## Begin
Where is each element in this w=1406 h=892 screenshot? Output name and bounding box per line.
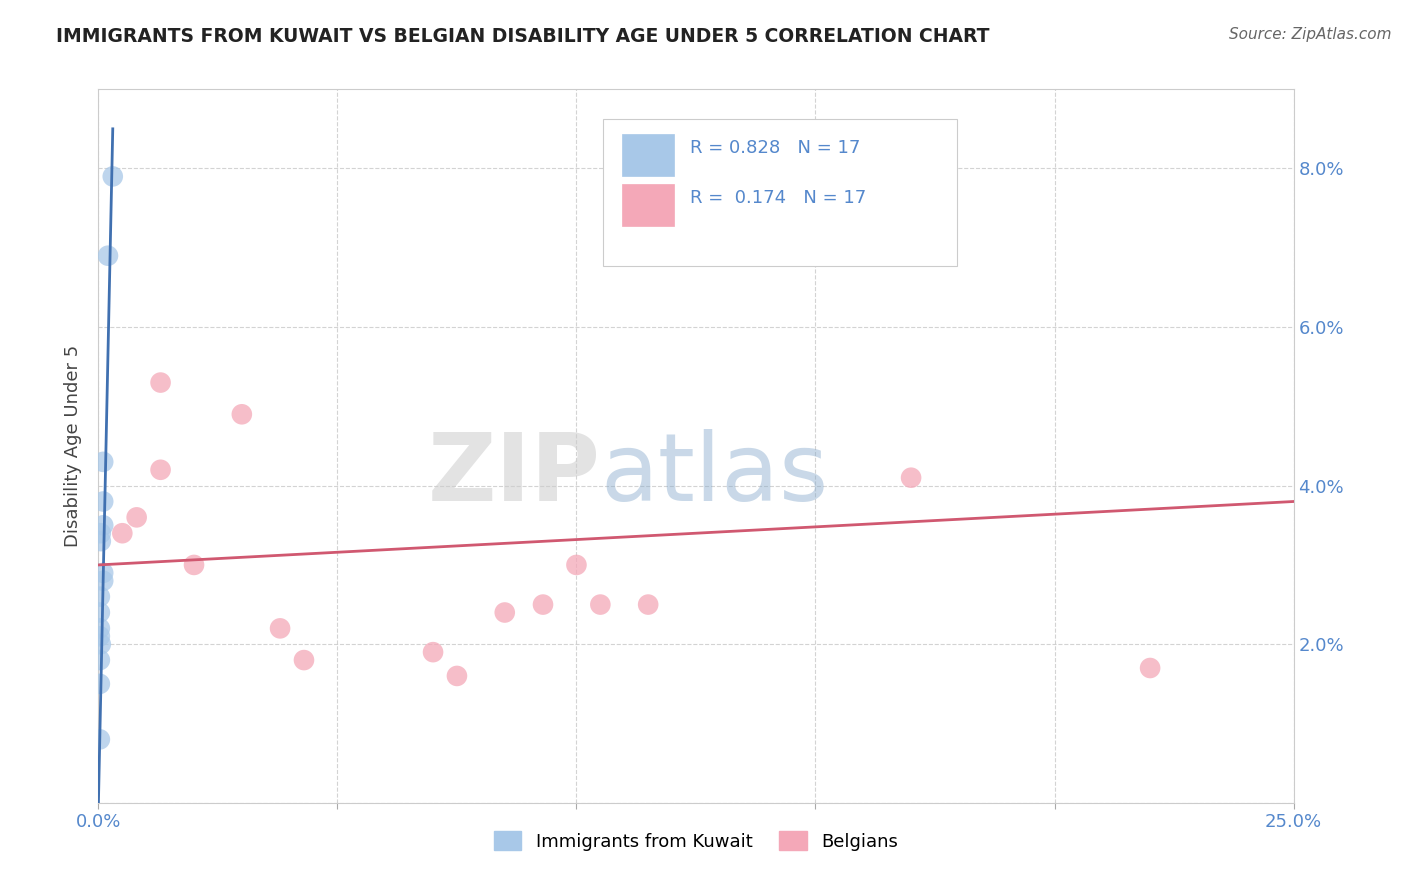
Y-axis label: Disability Age Under 5: Disability Age Under 5 (65, 345, 83, 547)
Text: IMMIGRANTS FROM KUWAIT VS BELGIAN DISABILITY AGE UNDER 5 CORRELATION CHART: IMMIGRANTS FROM KUWAIT VS BELGIAN DISABI… (56, 27, 990, 45)
Point (1139, 661, 1161, 675)
Point (231, 407, 253, 421)
Point (422, 645, 444, 659)
Point (494, 606, 516, 620)
Point (89, 621, 111, 635)
Point (90, 526, 112, 541)
Legend: Immigrants from Kuwait, Belgians: Immigrants from Kuwait, Belgians (486, 824, 905, 858)
Point (91, 574, 114, 588)
Text: atlas: atlas (600, 428, 828, 521)
FancyBboxPatch shape (621, 184, 675, 227)
Point (91, 518, 114, 533)
Point (149, 376, 172, 390)
Point (269, 621, 291, 635)
Point (292, 653, 315, 667)
Point (90, 534, 112, 549)
FancyBboxPatch shape (603, 120, 956, 266)
Text: ZIP: ZIP (427, 428, 600, 521)
Text: R =  0.174   N = 17: R = 0.174 N = 17 (690, 189, 866, 207)
Point (101, 169, 124, 184)
Point (89, 732, 111, 747)
Point (589, 598, 612, 612)
Point (91, 494, 114, 508)
Point (89, 590, 111, 604)
Point (531, 598, 554, 612)
Point (90, 637, 112, 651)
Point (900, 471, 922, 485)
Text: R = 0.828   N = 17: R = 0.828 N = 17 (690, 139, 860, 157)
Point (97, 249, 120, 263)
Point (446, 669, 468, 683)
Point (149, 463, 172, 477)
Point (91, 455, 114, 469)
Point (89, 629, 111, 643)
Point (125, 510, 148, 524)
Point (89, 677, 111, 691)
Point (111, 526, 134, 541)
Point (183, 558, 205, 572)
Text: Source: ZipAtlas.com: Source: ZipAtlas.com (1229, 27, 1392, 42)
Point (89, 606, 111, 620)
FancyBboxPatch shape (621, 134, 675, 177)
Point (637, 598, 659, 612)
Point (565, 558, 588, 572)
Point (89, 653, 111, 667)
Point (91, 566, 114, 580)
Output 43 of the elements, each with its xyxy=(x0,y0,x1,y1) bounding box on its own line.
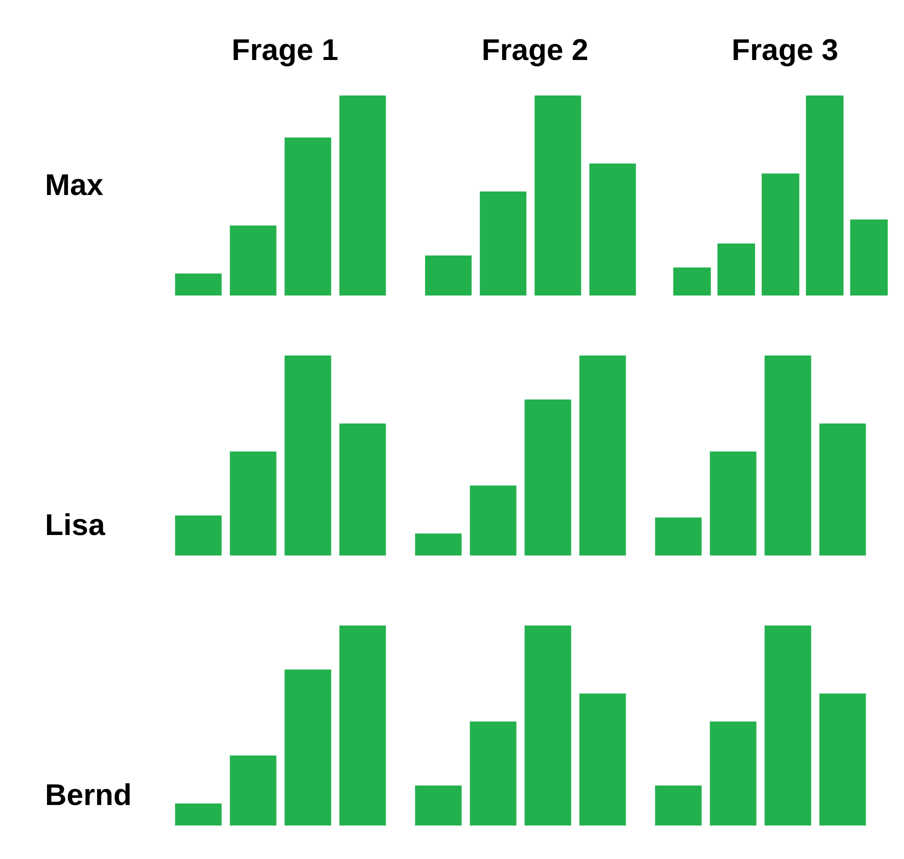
## End
Required work. Render everything in the records from the line containing "Y-axis label: Disability" down to the line containing "Point (1139, 661, 1161, 675)" as a Markdown table. Use the columns Row and Entry, number each line, and leave out blank lines.

Exercise solution.
| Row | Entry |
|---|---|
| 1 | Y-axis label: Disability Age Under 5: Disability Age Under 5 (65, 345, 83, 547) |
| 2 | Text: IMMIGRANTS FROM KUWAIT VS BELGIAN DISABILITY AGE UNDER 5 CORRELATION CHART: IMMIGRANTS FROM KUWAIT VS BELGIAN DISABI… (56, 27, 990, 45) |
| 3 | Point (1139, 661, 1161, 675) |